== STATED PROBLEM ==
Pick out every line in the data below that holds "受灾群众守望相助重建家园".

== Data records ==
———

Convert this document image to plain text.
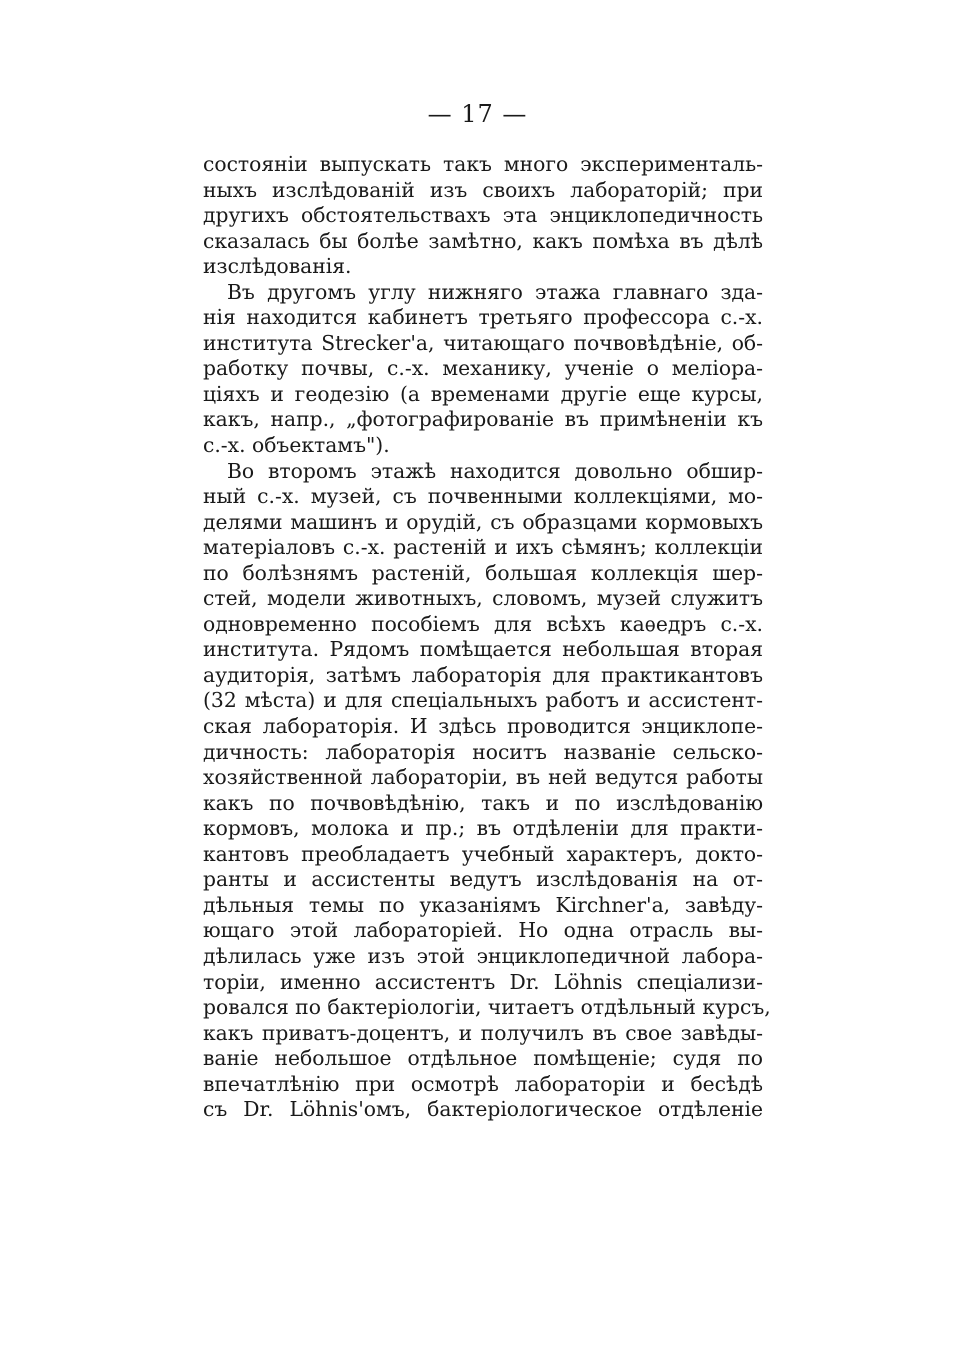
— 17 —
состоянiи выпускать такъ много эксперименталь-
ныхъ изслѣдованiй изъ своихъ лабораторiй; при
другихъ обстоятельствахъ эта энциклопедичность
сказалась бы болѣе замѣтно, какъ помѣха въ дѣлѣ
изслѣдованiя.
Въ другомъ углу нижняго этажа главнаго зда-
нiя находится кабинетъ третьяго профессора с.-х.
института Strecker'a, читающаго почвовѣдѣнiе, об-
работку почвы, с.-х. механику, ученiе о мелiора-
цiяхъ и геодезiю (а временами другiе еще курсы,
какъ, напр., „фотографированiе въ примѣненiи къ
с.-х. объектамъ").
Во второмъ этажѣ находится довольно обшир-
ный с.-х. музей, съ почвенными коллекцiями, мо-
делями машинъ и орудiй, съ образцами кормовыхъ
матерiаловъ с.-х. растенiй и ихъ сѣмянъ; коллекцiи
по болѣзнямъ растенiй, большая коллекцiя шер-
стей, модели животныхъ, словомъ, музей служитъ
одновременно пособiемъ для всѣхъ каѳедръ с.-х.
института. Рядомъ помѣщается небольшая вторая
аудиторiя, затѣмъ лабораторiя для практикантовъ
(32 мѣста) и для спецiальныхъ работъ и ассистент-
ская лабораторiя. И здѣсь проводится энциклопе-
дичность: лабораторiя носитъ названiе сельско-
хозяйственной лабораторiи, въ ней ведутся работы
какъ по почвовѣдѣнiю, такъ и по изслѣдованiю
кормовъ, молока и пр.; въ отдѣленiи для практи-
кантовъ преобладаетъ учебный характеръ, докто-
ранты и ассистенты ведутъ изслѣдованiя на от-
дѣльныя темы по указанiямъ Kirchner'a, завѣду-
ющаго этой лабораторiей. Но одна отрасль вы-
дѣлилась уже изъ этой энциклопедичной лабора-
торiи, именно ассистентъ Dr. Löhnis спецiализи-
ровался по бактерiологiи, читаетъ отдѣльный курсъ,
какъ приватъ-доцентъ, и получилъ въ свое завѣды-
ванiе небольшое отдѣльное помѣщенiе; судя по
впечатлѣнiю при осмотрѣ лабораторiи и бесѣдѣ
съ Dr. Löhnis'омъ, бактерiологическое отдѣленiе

———

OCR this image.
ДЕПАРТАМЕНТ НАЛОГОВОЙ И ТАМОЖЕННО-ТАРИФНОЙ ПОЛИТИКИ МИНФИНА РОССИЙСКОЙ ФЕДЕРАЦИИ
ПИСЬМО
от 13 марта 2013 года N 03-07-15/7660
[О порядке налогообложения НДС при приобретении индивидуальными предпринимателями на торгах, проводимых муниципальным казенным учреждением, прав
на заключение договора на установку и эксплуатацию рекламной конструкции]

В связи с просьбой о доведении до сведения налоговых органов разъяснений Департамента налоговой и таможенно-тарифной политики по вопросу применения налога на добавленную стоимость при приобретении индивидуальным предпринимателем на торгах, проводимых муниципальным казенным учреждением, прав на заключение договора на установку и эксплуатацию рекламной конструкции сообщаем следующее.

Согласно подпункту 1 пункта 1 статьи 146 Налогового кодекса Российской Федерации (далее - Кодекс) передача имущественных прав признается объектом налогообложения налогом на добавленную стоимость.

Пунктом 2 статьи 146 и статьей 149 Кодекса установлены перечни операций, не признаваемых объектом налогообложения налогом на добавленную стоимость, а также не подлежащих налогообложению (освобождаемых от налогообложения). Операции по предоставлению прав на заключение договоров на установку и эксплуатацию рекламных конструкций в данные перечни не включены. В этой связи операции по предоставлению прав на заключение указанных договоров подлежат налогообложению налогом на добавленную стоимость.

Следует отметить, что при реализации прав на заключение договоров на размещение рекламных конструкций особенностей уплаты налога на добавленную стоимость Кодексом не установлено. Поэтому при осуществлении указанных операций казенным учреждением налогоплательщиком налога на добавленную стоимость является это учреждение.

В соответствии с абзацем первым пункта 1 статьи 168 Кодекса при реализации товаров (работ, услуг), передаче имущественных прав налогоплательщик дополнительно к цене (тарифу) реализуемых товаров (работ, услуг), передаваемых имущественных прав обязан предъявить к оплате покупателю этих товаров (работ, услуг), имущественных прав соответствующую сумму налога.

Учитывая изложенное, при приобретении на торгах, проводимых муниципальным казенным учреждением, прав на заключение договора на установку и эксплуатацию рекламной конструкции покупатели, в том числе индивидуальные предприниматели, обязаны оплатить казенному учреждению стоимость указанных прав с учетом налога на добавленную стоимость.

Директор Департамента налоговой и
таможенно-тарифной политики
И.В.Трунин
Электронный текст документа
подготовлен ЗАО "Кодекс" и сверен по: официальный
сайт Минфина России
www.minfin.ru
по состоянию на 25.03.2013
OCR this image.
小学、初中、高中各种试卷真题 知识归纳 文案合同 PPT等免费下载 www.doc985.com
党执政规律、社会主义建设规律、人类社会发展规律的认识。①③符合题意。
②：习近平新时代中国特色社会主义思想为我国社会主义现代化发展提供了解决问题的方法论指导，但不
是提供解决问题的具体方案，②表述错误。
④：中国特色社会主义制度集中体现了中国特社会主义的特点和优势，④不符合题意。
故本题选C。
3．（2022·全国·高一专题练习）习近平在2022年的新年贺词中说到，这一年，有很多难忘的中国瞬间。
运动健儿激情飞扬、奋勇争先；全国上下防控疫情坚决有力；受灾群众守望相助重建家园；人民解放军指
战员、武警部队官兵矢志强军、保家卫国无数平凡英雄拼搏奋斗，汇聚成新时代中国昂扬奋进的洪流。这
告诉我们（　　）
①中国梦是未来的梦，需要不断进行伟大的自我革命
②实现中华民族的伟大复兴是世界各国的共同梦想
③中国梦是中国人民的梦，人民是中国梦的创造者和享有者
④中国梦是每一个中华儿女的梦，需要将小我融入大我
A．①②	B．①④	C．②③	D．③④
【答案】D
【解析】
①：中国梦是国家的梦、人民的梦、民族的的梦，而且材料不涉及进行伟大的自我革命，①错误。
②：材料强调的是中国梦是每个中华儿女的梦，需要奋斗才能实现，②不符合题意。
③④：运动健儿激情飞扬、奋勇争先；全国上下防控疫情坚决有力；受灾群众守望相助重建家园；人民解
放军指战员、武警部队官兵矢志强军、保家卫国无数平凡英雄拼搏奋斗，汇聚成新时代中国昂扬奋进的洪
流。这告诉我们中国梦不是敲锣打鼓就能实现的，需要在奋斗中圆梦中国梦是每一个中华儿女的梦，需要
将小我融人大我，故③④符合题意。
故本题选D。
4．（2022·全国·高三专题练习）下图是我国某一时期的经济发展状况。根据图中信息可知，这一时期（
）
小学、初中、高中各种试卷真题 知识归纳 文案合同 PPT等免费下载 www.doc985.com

———

== SOLUTION TO THE PROBLEM ==
运动健儿激情飞扬、奋勇争先；全国上下防控疫情坚决有力；受灾群众守望相助重建家园；人民解放军指
③④：运动健儿激情飞扬、奋勇争先；全国上下防控疫情坚决有力；受灾群众守望相助重建家园；人民解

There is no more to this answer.